**What to work on**
Below is a listing; copy all of it exactly.

Saved entries
—————
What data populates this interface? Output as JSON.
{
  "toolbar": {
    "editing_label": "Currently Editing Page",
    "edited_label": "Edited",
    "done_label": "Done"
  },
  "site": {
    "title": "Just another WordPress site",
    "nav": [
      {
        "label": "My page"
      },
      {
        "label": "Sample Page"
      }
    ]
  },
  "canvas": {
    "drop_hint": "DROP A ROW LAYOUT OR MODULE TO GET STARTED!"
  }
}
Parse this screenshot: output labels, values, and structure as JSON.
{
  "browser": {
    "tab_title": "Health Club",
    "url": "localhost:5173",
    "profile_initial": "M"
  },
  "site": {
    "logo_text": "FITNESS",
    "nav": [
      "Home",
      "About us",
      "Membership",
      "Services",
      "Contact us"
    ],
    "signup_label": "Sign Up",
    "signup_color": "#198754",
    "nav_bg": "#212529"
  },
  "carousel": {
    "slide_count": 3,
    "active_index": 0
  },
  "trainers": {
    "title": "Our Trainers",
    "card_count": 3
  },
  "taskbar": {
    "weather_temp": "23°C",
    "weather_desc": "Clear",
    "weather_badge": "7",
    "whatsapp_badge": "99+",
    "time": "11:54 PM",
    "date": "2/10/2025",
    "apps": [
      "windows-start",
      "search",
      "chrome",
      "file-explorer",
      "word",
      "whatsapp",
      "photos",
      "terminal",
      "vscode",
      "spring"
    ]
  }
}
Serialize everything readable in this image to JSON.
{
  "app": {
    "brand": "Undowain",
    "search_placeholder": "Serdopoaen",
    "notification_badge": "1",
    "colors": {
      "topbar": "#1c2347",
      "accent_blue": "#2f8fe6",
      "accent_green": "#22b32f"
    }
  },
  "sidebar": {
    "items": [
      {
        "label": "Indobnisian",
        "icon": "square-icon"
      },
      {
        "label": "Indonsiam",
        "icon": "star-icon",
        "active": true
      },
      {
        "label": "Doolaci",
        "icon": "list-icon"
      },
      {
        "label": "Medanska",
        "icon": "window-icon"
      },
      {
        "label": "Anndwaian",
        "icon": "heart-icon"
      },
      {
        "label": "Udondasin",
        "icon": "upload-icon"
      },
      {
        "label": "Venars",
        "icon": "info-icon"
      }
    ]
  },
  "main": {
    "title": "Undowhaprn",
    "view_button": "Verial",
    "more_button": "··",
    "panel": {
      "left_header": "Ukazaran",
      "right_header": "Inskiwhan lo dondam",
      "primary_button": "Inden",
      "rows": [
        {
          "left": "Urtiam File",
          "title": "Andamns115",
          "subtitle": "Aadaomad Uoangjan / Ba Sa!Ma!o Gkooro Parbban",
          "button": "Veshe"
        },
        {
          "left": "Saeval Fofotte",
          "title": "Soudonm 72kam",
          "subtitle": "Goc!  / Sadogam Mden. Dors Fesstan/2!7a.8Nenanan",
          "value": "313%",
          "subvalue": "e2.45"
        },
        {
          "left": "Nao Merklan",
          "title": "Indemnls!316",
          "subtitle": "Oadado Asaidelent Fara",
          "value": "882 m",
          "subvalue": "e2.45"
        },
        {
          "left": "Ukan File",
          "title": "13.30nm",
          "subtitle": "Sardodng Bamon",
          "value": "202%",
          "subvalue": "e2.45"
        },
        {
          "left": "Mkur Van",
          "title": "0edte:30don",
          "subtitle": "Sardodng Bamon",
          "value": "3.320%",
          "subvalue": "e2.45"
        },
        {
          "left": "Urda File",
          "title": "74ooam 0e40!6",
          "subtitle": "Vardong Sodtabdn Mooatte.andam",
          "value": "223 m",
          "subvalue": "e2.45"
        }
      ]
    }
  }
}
—————
**Output of the exercise**
What data populates this interface? Output as JSON.
{
  "toolbar": {
    "editing_label": "Currently Editing Page",
    "edited_label": "Edited",
    "done_label": "Done"
  },
  "site": {
    "title": "Just another WordPress site",
    "nav": [
      {
        "label": "My page"
      },
      {
        "label": "Sample Page"
      }
    ]
  },
  "canvas": {
    "drop_hint": "DROP A ROW LAYOUT OR MODULE TO GET STARTED!"
  }
}
Parse this screenshot: output labels, values, and structure as JSON.
{
  "browser": {
    "tab_title": "Health Club",
    "url": "localhost:5173",
    "profile_initial": "M"
  },
  "site": {
    "logo_text": "FITNESS",
    "nav": [
      "Home",
      "About us",
      "Membership",
      "Services",
      "Contact us"
    ],
    "signup_label": "Sign Up",
    "signup_color": "#198754",
    "nav_bg": "#212529"
  },
  "carousel": {
    "slide_count": 3,
    "active_index": 0
  },
  "trainers": {
    "title": "Our Trainers",
    "card_count": 3
  },
  "taskbar": {
    "weather_temp": "23°C",
    "weather_desc": "Clear",
    "weather_badge": "7",
    "whatsapp_badge": "99+",
    "time": "11:54 PM",
    "date": "2/10/2025",
    "apps": [
      "windows-start",
      "search",
      "chrome",
      "file-explorer",
      "word",
      "whatsapp",
      "photos",
      "terminal",
      "vscode",
      "spring"
    ]
  }
}
Serialize everything readable in this image to JSON.
{
  "app": {
    "brand": "Undowain",
    "search_placeholder": "Serdopoaen",
    "notification_badge": "1",
    "colors": {
      "topbar": "#1c2347",
      "accent_blue": "#2f8fe6",
      "accent_green": "#22b32f"
    }
  },
  "sidebar": {
    "items": [
      {
        "label": "Indobnisian",
        "icon": "square-icon"
      },
      {
        "label": "Indonsiam",
        "icon": "star-icon",
        "active": true
      },
      {
        "label": "Doolaci",
        "icon": "list-icon"
      },
      {
        "label": "Medanska",
        "icon": "window-icon"
      },
      {
        "label": "Anndwaian",
        "icon": "heart-icon"
      },
      {
        "label": "Udondasin",
        "icon": "upload-icon"
      },
      {
        "label": "Venars",
        "icon": "info-icon"
      }
    ]
  },
  "main": {
    "title": "Undowhaprn",
    "view_button": "Verial",
    "more_button": "··",
    "panel": {
      "left_header": "Ukazaran",
      "right_header": "Inskiwhan lo dondam",
      "primary_button": "Inden",
      "rows": [
        {
          "left": "Urtiam File",
          "title": "Andamns115",
          "subtitle": "Aadaomad Uoangjan / Ba Sa!Ma!o Gkooro Parbban",
          "button": "Veshe"
        },
        {
          "left": "Saeval Fofotte",
          "title": "Soudonm 72kam",
          "subtitle": "Goc!  / Sadogam Mden. Dors Fesstan/2!7a.8Nenanan",
          "value": "313%",
          "subvalue": "e2.45"
        },
        {
          "left": "Nao Merklan",
          "title": "Indemnls!316",
          "subtitle": "Oadado Asaidelent Fara",
          "value": "882 m",
          "subvalue": "e2.45"
        },
        {
          "left": "Ukan File",
          "title": "13.30nm",
          "subtitle": "Sardodng Bamon",
          "value": "202%",
          "subvalue": "e2.45"
        },
        {
          "left": "Mkur Van",
          "title": "0edte:30don",
          "subtitle": "Sardodng Bamon",
          "value": "3.320%",
          "subvalue": "e2.45"
        },
        {
          "left": "Urda File",
          "title": "74ooam 0e40!6",
          "subtitle": "Vardong Sodtabdn Mooatte.andam",
          "value": "223 m",
          "subvalue": "e2.45"
        }
      ]
    }
  }
}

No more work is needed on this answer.